# Input rows start

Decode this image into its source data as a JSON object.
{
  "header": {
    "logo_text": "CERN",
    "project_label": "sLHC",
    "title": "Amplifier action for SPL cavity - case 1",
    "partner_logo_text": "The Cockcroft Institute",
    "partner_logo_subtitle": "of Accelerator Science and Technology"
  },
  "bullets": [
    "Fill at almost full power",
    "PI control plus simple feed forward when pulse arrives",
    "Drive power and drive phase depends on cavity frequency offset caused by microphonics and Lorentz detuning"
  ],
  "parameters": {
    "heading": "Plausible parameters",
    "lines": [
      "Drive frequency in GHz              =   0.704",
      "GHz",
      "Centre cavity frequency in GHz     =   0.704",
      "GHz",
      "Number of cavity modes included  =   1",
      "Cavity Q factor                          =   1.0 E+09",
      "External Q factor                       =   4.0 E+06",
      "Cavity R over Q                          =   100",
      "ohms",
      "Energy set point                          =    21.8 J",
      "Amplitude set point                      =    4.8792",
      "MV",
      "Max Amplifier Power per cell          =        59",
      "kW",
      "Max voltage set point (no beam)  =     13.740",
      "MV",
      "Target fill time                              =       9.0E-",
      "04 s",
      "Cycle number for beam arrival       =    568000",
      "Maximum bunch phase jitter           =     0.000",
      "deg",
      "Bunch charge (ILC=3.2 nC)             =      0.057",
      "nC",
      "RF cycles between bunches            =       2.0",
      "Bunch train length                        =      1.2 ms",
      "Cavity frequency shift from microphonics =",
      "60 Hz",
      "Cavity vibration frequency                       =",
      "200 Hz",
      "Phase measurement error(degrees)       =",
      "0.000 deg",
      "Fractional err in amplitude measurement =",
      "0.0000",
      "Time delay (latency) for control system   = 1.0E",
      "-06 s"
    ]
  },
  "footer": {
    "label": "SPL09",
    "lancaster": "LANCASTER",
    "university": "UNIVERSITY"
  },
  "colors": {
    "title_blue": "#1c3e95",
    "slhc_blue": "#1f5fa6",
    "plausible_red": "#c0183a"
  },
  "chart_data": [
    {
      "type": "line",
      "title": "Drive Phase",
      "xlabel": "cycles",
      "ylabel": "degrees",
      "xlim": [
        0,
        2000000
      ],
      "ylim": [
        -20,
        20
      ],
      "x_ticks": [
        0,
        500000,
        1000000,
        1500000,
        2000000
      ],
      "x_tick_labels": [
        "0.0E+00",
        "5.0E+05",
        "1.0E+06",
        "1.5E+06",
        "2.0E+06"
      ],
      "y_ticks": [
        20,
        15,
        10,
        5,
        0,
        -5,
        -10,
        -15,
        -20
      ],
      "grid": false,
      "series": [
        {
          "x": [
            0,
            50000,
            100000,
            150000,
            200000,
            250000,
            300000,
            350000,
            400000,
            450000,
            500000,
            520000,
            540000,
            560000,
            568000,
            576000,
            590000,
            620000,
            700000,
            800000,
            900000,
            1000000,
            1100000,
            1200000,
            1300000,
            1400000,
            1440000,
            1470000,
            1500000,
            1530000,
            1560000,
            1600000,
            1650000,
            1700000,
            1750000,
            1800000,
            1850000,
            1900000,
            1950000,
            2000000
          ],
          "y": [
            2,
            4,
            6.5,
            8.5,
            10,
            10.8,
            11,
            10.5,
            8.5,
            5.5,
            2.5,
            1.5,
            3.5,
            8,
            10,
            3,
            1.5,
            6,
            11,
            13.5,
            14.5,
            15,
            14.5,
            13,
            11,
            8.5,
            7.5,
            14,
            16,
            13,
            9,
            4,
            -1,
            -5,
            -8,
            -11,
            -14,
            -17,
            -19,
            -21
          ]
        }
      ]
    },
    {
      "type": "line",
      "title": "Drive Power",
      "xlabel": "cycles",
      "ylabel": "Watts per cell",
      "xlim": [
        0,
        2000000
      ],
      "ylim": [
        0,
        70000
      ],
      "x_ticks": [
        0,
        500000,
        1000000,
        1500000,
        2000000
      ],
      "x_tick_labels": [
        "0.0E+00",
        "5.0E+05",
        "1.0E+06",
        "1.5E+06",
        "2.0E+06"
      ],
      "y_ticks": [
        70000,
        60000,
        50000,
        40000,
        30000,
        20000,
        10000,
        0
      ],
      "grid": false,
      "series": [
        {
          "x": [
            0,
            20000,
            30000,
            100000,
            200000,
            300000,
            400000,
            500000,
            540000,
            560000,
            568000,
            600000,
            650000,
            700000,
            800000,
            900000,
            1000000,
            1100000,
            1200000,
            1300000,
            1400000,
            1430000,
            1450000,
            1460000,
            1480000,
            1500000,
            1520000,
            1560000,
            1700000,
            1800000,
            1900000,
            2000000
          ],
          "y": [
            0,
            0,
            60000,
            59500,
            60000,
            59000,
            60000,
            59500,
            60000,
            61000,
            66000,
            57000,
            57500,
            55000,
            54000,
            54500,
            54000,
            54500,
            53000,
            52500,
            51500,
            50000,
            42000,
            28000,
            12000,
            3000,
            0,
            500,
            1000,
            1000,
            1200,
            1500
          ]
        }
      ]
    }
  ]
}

# Input rows end

# Exercise aim:
Write out all the data again, exactly as it appears.

# Solved problem:
Decode this image into its source data as a JSON object.
{
  "header": {
    "logo_text": "CERN",
    "project_label": "sLHC",
    "title": "Amplifier action for SPL cavity - case 1",
    "partner_logo_text": "The Cockcroft Institute",
    "partner_logo_subtitle": "of Accelerator Science and Technology"
  },
  "bullets": [
    "Fill at almost full power",
    "PI control plus simple feed forward when pulse arrives",
    "Drive power and drive phase depends on cavity frequency offset caused by microphonics and Lorentz detuning"
  ],
  "parameters": {
    "heading": "Plausible parameters",
    "lines": [
      "Drive frequency in GHz              =   0.704",
      "GHz",
      "Centre cavity frequency in GHz     =   0.704",
      "GHz",
      "Number of cavity modes included  =   1",
      "Cavity Q factor                          =   1.0 E+09",
      "External Q factor                       =   4.0 E+06",
      "Cavity R over Q                          =   100",
      "ohms",
      "Energy set point                          =    21.8 J",
      "Amplitude set point                      =    4.8792",
      "MV",
      "Max Amplifier Power per cell          =        59",
      "kW",
      "Max voltage set point (no beam)  =     13.740",
      "MV",
      "Target fill time                              =       9.0E-",
      "04 s",
      "Cycle number for beam arrival       =    568000",
      "Maximum bunch phase jitter           =     0.000",
      "deg",
      "Bunch charge (ILC=3.2 nC)             =      0.057",
      "nC",
      "RF cycles between bunches            =       2.0",
      "Bunch train length                        =      1.2 ms",
      "Cavity frequency shift from microphonics =",
      "60 Hz",
      "Cavity vibration frequency                       =",
      "200 Hz",
      "Phase measurement error(degrees)       =",
      "0.000 deg",
      "Fractional err in amplitude measurement =",
      "0.0000",
      "Time delay (latency) for control system   = 1.0E",
      "-06 s"
    ]
  },
  "footer": {
    "label": "SPL09",
    "lancaster": "LANCASTER",
    "university": "UNIVERSITY"
  },
  "colors": {
    "title_blue": "#1c3e95",
    "slhc_blue": "#1f5fa6",
    "plausible_red": "#c0183a"
  },
  "chart_data": [
    {
      "type": "line",
      "title": "Drive Phase",
      "xlabel": "cycles",
      "ylabel": "degrees",
      "xlim": [
        0,
        2000000
      ],
      "ylim": [
        -20,
        20
      ],
      "x_ticks": [
        0,
        500000,
        1000000,
        1500000,
        2000000
      ],
      "x_tick_labels": [
        "0.0E+00",
        "5.0E+05",
        "1.0E+06",
        "1.5E+06",
        "2.0E+06"
      ],
      "y_ticks": [
        20,
        15,
        10,
        5,
        0,
        -5,
        -10,
        -15,
        -20
      ],
      "grid": false,
      "series": [
        {
          "x": [
            0,
            50000,
            100000,
            150000,
            200000,
            250000,
            300000,
            350000,
            400000,
            450000,
            500000,
            520000,
            540000,
            560000,
            568000,
            576000,
            590000,
            620000,
            700000,
            800000,
            900000,
            1000000,
            1100000,
            1200000,
            1300000,
            1400000,
            1440000,
            1470000,
            1500000,
            1530000,
            1560000,
            1600000,
            1650000,
            1700000,
            1750000,
            1800000,
            1850000,
            1900000,
            1950000,
            2000000
          ],
          "y": [
            2,
            4,
            6.5,
            8.5,
            10,
            10.8,
            11,
            10.5,
            8.5,
            5.5,
            2.5,
            1.5,
            3.5,
            8,
            10,
            3,
            1.5,
            6,
            11,
            13.5,
            14.5,
            15,
            14.5,
            13,
            11,
            8.5,
            7.5,
            14,
            16,
            13,
            9,
            4,
            -1,
            -5,
            -8,
            -11,
            -14,
            -17,
            -19,
            -21
          ]
        }
      ]
    },
    {
      "type": "line",
      "title": "Drive Power",
      "xlabel": "cycles",
      "ylabel": "Watts per cell",
      "xlim": [
        0,
        2000000
      ],
      "ylim": [
        0,
        70000
      ],
      "x_ticks": [
        0,
        500000,
        1000000,
        1500000,
        2000000
      ],
      "x_tick_labels": [
        "0.0E+00",
        "5.0E+05",
        "1.0E+06",
        "1.5E+06",
        "2.0E+06"
      ],
      "y_ticks": [
        70000,
        60000,
        50000,
        40000,
        30000,
        20000,
        10000,
        0
      ],
      "grid": false,
      "series": [
        {
          "x": [
            0,
            20000,
            30000,
            100000,
            200000,
            300000,
            400000,
            500000,
            540000,
            560000,
            568000,
            600000,
            650000,
            700000,
            800000,
            900000,
            1000000,
            1100000,
            1200000,
            1300000,
            1400000,
            1430000,
            1450000,
            1460000,
            1480000,
            1500000,
            1520000,
            1560000,
            1700000,
            1800000,
            1900000,
            2000000
          ],
          "y": [
            0,
            0,
            60000,
            59500,
            60000,
            59000,
            60000,
            59500,
            60000,
            61000,
            66000,
            57000,
            57500,
            55000,
            54000,
            54500,
            54000,
            54500,
            53000,
            52500,
            51500,
            50000,
            42000,
            28000,
            12000,
            3000,
            0,
            500,
            1000,
            1000,
            1200,
            1500
          ]
        }
      ]
    }
  ]
}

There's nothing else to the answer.